Short task:
Return each line from the rows below that contains the string "定向大额转账".

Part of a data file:
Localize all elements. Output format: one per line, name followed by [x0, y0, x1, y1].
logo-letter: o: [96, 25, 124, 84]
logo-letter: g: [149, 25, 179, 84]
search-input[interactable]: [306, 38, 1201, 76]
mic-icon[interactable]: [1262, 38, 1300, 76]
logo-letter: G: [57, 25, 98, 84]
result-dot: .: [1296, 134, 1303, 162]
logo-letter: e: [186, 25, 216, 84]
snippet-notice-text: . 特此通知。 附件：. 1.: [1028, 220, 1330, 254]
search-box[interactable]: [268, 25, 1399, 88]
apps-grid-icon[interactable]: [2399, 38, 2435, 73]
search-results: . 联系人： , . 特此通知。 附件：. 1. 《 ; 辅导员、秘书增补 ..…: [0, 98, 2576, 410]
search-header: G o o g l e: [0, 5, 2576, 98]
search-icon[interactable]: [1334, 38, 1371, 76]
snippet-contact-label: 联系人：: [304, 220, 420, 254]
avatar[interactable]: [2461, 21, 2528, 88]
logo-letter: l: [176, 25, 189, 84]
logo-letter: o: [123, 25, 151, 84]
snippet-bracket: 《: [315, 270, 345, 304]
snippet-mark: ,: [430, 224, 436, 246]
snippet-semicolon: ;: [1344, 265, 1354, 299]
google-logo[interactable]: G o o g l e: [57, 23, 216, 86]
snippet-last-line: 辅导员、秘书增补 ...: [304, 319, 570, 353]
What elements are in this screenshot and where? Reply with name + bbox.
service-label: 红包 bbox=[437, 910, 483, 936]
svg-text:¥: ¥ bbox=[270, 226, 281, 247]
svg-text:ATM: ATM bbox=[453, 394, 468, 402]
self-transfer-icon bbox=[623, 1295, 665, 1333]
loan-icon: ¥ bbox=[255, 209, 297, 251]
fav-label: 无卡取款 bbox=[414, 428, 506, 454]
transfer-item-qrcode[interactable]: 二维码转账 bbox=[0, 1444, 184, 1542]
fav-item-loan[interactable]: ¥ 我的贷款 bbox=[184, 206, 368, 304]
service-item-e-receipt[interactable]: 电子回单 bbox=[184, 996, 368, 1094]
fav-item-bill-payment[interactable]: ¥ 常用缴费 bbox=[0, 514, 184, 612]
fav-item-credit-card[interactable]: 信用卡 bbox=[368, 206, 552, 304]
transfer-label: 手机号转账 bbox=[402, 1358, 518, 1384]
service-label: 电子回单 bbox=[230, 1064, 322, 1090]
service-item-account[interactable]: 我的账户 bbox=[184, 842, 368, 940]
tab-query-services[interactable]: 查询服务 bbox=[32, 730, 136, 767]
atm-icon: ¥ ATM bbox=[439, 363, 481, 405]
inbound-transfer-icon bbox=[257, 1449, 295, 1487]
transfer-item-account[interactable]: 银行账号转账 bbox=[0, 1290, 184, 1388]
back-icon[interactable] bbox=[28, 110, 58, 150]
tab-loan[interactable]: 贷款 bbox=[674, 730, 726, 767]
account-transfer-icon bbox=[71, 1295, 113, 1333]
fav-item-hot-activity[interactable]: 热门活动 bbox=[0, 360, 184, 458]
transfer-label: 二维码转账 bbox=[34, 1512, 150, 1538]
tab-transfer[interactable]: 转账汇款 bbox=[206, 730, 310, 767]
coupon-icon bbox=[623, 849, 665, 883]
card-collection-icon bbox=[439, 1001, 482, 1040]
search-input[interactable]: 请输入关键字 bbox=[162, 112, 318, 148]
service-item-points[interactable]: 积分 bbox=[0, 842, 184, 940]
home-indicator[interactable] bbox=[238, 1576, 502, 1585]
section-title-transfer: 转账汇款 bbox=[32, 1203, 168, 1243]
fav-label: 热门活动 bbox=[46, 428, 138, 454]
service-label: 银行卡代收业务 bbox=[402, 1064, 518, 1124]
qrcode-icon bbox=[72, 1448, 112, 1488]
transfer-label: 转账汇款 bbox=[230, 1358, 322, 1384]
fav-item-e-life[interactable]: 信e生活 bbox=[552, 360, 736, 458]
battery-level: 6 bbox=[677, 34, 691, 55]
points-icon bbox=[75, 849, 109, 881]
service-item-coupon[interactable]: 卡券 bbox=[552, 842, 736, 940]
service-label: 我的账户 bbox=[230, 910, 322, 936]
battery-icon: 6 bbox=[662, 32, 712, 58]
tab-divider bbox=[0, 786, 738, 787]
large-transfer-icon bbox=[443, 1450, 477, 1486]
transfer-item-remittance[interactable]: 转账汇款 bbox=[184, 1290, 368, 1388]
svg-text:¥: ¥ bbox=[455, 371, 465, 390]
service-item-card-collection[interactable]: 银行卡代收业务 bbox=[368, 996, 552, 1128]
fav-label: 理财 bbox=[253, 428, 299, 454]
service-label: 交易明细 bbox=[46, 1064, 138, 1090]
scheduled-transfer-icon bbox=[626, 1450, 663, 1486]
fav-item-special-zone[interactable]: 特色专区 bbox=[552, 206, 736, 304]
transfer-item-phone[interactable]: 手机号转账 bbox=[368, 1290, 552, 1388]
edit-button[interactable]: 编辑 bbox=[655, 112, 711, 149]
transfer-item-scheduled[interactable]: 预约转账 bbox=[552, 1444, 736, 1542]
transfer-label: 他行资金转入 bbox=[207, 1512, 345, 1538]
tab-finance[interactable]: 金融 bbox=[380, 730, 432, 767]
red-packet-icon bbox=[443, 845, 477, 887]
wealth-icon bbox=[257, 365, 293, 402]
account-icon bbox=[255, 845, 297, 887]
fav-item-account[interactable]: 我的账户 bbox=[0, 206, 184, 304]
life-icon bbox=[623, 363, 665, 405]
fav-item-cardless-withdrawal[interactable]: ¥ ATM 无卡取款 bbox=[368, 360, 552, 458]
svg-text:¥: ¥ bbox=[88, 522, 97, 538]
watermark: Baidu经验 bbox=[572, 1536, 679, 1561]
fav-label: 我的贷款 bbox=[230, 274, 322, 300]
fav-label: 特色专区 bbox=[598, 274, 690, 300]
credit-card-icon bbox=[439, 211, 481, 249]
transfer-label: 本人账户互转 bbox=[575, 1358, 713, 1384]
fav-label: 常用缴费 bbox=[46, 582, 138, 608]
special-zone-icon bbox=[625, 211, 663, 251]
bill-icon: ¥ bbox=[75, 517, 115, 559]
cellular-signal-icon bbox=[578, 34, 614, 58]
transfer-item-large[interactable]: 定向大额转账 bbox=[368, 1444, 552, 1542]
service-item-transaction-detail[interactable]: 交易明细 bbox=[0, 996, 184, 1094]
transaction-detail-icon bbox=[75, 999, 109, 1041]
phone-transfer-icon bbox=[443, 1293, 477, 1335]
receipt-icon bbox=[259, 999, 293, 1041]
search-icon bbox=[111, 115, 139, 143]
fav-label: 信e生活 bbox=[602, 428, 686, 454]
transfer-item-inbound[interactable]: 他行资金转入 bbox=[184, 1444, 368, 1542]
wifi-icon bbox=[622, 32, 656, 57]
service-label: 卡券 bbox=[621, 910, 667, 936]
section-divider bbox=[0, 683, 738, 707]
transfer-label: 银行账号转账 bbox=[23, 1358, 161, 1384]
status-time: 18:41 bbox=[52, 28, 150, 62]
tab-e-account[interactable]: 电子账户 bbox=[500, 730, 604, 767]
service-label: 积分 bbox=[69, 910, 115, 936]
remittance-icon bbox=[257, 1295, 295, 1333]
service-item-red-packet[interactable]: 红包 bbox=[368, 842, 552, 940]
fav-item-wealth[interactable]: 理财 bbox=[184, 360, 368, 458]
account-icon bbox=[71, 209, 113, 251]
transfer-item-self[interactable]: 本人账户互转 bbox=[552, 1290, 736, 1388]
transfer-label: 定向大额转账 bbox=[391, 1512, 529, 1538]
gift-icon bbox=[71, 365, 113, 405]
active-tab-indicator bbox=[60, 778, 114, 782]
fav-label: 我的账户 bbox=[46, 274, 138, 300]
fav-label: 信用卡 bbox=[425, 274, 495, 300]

Task output:
transfer-item-large[interactable]: 定向大额转账 bbox=[368, 1444, 552, 1542]
transfer-label: 定向大额转账 bbox=[391, 1512, 529, 1538]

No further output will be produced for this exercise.